### Exercise brief:
Copy out, exactly as given, every line from the line with "Output the text content of this document." to the end of the listing, both of those lines included.

Start of Dataset rows

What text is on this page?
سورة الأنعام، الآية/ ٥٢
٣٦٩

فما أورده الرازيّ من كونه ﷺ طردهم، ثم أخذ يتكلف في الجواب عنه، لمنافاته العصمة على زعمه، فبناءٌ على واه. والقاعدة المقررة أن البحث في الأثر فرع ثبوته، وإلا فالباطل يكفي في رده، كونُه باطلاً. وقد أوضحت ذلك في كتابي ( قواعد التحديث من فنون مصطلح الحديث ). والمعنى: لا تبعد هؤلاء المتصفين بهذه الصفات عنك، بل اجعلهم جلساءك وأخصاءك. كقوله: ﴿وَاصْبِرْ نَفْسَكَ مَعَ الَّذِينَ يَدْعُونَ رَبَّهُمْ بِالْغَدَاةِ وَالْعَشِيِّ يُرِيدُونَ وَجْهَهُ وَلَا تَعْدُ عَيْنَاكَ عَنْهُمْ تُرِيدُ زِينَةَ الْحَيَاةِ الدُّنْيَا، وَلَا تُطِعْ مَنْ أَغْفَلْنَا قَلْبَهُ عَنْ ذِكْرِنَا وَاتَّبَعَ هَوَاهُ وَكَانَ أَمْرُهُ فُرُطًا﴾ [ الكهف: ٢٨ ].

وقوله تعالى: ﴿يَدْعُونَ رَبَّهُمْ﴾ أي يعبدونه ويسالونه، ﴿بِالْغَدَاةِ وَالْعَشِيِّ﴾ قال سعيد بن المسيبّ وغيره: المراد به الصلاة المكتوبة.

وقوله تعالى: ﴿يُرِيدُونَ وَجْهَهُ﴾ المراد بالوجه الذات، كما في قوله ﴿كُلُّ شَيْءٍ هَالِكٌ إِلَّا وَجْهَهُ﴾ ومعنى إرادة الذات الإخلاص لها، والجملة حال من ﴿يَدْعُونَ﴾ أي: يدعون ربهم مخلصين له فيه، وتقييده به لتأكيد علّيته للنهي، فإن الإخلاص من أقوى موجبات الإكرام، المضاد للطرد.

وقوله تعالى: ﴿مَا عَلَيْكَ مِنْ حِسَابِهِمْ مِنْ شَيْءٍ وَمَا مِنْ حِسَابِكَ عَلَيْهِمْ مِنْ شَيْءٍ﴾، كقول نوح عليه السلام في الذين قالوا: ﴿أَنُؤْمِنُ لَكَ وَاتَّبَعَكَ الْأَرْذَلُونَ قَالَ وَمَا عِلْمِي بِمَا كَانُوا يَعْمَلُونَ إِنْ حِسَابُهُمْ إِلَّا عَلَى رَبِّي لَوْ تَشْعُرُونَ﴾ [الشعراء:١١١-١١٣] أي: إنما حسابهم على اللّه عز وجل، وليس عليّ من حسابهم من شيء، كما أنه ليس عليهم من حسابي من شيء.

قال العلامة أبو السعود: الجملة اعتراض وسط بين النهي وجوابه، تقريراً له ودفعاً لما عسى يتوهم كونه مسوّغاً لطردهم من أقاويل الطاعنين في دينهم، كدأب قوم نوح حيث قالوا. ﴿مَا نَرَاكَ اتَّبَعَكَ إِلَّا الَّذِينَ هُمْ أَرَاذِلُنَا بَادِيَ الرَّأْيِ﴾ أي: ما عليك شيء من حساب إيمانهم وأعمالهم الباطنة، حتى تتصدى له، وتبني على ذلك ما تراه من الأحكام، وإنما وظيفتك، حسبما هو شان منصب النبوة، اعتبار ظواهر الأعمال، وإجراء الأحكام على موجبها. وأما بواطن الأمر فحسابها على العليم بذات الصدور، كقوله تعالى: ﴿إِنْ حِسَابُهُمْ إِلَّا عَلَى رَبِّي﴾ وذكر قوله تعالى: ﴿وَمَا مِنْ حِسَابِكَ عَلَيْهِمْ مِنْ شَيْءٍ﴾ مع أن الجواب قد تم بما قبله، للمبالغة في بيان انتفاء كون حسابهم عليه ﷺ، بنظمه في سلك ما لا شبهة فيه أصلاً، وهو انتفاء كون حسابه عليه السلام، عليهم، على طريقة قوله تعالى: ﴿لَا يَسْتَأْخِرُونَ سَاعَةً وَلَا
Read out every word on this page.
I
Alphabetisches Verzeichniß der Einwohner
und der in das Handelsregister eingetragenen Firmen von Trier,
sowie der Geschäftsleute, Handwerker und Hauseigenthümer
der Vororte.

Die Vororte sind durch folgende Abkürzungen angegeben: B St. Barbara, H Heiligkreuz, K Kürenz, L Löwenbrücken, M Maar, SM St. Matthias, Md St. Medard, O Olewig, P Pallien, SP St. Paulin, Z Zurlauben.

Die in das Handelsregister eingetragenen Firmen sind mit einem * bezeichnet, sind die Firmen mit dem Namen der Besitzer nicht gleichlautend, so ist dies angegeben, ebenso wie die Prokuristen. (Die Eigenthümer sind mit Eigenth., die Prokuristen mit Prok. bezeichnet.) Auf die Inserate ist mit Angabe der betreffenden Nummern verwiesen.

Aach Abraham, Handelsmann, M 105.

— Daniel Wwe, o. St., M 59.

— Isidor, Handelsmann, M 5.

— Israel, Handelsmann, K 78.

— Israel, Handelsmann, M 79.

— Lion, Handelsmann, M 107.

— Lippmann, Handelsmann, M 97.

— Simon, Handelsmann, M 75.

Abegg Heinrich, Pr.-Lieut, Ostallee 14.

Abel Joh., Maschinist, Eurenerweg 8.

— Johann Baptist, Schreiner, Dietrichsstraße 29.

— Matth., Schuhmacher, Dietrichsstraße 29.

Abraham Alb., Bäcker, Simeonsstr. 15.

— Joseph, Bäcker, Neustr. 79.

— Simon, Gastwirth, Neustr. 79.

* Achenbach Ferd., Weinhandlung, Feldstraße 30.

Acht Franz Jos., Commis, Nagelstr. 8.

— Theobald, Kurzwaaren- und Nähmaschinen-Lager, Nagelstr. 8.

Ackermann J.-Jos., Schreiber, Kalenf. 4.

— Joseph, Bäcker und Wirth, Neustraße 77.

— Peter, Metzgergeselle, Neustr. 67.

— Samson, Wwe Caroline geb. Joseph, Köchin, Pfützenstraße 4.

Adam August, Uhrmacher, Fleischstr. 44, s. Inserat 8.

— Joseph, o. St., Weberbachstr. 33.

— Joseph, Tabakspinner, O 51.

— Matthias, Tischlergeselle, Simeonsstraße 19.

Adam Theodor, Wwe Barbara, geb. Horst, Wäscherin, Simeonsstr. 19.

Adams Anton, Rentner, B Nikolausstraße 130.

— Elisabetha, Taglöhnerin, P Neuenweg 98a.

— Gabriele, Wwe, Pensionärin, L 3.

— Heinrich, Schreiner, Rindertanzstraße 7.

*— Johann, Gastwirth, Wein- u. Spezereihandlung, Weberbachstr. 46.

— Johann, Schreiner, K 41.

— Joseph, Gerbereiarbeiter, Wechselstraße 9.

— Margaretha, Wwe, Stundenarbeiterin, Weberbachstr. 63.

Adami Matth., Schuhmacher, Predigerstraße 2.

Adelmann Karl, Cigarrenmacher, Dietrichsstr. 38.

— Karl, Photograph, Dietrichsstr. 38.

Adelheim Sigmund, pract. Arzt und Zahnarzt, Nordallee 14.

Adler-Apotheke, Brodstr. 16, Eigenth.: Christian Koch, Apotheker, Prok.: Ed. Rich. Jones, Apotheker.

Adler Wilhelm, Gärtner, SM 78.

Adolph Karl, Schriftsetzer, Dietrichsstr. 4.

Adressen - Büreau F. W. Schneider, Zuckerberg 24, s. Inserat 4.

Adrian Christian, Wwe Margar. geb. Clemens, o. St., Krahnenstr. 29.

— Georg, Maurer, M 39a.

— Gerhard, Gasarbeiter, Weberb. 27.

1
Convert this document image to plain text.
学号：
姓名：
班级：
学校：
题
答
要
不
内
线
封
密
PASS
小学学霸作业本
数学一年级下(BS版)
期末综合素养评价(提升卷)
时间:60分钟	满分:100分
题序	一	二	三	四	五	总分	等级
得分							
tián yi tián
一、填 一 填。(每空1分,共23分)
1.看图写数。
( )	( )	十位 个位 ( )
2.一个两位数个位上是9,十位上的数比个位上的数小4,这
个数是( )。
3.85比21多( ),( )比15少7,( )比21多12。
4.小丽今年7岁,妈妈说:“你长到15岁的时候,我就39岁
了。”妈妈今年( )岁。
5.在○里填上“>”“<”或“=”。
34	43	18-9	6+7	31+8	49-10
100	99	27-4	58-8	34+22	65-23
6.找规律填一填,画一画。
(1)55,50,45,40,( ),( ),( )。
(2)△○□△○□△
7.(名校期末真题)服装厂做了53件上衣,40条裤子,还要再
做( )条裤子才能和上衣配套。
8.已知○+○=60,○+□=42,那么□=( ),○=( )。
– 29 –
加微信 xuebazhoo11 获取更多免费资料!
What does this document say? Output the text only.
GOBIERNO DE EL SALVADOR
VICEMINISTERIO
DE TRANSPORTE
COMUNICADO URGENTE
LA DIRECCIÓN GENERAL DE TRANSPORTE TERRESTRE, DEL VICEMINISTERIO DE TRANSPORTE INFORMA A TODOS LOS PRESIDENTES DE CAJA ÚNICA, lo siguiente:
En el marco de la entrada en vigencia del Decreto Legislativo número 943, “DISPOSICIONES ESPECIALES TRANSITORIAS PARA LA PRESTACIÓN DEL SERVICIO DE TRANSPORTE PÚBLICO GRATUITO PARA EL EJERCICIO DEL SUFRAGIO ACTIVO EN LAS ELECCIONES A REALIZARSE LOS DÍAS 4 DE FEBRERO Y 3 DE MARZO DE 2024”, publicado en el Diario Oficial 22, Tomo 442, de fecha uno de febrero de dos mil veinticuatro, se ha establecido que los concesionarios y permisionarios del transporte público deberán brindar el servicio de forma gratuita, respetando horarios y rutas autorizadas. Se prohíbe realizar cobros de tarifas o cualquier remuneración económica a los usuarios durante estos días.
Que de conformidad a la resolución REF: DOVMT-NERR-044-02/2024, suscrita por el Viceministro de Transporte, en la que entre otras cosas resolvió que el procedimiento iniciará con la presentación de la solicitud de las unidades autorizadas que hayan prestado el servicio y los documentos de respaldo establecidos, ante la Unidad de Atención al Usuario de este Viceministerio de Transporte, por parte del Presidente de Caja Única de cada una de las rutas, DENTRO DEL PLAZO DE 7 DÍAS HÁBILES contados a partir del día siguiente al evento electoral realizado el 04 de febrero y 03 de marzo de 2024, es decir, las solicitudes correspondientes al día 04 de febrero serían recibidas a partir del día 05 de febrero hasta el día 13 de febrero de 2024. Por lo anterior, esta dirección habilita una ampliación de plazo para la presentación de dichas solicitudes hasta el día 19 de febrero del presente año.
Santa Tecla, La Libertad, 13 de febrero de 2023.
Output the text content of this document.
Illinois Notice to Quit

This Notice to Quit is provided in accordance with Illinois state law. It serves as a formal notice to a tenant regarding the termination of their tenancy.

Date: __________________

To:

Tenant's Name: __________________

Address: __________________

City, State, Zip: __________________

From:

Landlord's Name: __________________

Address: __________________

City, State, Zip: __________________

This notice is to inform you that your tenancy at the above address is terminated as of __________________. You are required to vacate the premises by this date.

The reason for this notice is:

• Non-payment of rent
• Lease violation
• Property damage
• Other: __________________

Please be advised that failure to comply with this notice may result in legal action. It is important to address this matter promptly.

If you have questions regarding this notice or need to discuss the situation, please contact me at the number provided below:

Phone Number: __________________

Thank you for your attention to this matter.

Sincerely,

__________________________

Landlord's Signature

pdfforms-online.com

End of Dataset rows

### Result of the task:
Output the text content of this document.
Illinois Notice to Quit

This Notice to Quit is provided in accordance with Illinois state law. It serves as a formal notice to a tenant regarding the termination of their tenancy.

Date: __________________

To:

Tenant's Name: __________________

Address: __________________

City, State, Zip: __________________

From:

Landlord's Name: __________________

Address: __________________

City, State, Zip: __________________

This notice is to inform you that your tenancy at the above address is terminated as of __________________. You are required to vacate the premises by this date.

The reason for this notice is:

• Non-payment of rent
• Lease violation
• Property damage
• Other: __________________

Please be advised that failure to comply with this notice may result in legal action. It is important to address this matter promptly.

If you have questions regarding this notice or need to discuss the situation, please contact me at the number provided below:

Phone Number: __________________

Thank you for your attention to this matter.

Sincerely,

__________________________

Landlord's Signature

pdfforms-online.com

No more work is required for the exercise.